**What you need to do**
All of the entries need to be written out again, exactly as they are.

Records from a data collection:
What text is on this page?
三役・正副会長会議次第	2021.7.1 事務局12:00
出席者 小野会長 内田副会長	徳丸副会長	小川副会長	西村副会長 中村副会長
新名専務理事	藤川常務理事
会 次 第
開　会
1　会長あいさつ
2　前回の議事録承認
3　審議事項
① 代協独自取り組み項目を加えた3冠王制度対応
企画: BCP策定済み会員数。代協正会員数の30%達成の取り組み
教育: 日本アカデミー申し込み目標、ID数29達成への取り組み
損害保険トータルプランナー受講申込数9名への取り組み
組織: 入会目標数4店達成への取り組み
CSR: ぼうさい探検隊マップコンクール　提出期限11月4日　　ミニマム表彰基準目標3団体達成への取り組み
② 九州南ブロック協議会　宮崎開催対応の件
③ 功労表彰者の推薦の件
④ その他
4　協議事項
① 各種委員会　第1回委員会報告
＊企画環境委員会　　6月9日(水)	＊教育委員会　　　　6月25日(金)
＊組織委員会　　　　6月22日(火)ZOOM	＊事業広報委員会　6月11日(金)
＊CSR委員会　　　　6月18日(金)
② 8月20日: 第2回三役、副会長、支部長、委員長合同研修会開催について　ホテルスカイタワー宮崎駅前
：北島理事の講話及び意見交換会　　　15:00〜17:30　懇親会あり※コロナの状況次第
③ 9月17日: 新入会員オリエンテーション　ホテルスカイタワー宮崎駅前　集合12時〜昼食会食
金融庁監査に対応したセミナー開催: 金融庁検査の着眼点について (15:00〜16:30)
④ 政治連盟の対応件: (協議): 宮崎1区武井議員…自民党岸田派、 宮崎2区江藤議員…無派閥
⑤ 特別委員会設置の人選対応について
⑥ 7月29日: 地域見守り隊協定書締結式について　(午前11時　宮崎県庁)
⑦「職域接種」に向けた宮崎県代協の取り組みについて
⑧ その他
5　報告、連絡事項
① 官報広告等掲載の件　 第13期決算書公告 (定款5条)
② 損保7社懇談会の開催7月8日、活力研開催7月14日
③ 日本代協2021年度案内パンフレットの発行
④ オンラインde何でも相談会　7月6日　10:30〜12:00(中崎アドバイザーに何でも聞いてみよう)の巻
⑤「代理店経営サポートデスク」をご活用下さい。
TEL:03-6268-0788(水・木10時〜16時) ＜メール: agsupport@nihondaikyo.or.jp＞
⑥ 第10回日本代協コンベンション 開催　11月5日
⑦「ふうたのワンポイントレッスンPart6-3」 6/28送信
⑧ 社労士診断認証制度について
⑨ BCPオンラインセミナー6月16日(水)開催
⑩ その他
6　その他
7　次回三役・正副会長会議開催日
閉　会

**Full output**
What text is on this page?
三役・正副会長会議次第	2021.7.1 事務局12:00
出席者 小野会長 内田副会長	徳丸副会長	小川副会長	西村副会長 中村副会長
新名専務理事	藤川常務理事
会 次 第
開　会
1　会長あいさつ
2　前回の議事録承認
3　審議事項
① 代協独自取り組み項目を加えた3冠王制度対応
企画: BCP策定済み会員数。代協正会員数の30%達成の取り組み
教育: 日本アカデミー申し込み目標、ID数29達成への取り組み
損害保険トータルプランナー受講申込数9名への取り組み
組織: 入会目標数4店達成への取り組み
CSR: ぼうさい探検隊マップコンクール　提出期限11月4日　　ミニマム表彰基準目標3団体達成への取り組み
② 九州南ブロック協議会　宮崎開催対応の件
③ 功労表彰者の推薦の件
④ その他
4　協議事項
① 各種委員会　第1回委員会報告
＊企画環境委員会　　6月9日(水)	＊教育委員会　　　　6月25日(金)
＊組織委員会　　　　6月22日(火)ZOOM	＊事業広報委員会　6月11日(金)
＊CSR委員会　　　　6月18日(金)
② 8月20日: 第2回三役、副会長、支部長、委員長合同研修会開催について　ホテルスカイタワー宮崎駅前
：北島理事の講話及び意見交換会　　　15:00〜17:30　懇親会あり※コロナの状況次第
③ 9月17日: 新入会員オリエンテーション　ホテルスカイタワー宮崎駅前　集合12時〜昼食会食
金融庁監査に対応したセミナー開催: 金融庁検査の着眼点について (15:00〜16:30)
④ 政治連盟の対応件: (協議): 宮崎1区武井議員…自民党岸田派、 宮崎2区江藤議員…無派閥
⑤ 特別委員会設置の人選対応について
⑥ 7月29日: 地域見守り隊協定書締結式について　(午前11時　宮崎県庁)
⑦「職域接種」に向けた宮崎県代協の取り組みについて
⑧ その他
5　報告、連絡事項
① 官報広告等掲載の件　 第13期決算書公告 (定款5条)
② 損保7社懇談会の開催7月8日、活力研開催7月14日
③ 日本代協2021年度案内パンフレットの発行
④ オンラインde何でも相談会　7月6日　10:30〜12:00(中崎アドバイザーに何でも聞いてみよう)の巻
⑤「代理店経営サポートデスク」をご活用下さい。
TEL:03-6268-0788(水・木10時〜16時) ＜メール: agsupport@nihondaikyo.or.jp＞
⑥ 第10回日本代協コンベンション 開催　11月5日
⑦「ふうたのワンポイントレッスンPart6-3」 6/28送信
⑧ 社労士診断認証制度について
⑨ BCPオンラインセミナー6月16日(水)開催
⑩ その他
6　その他
7　次回三役・正副会長会議開催日
閉　会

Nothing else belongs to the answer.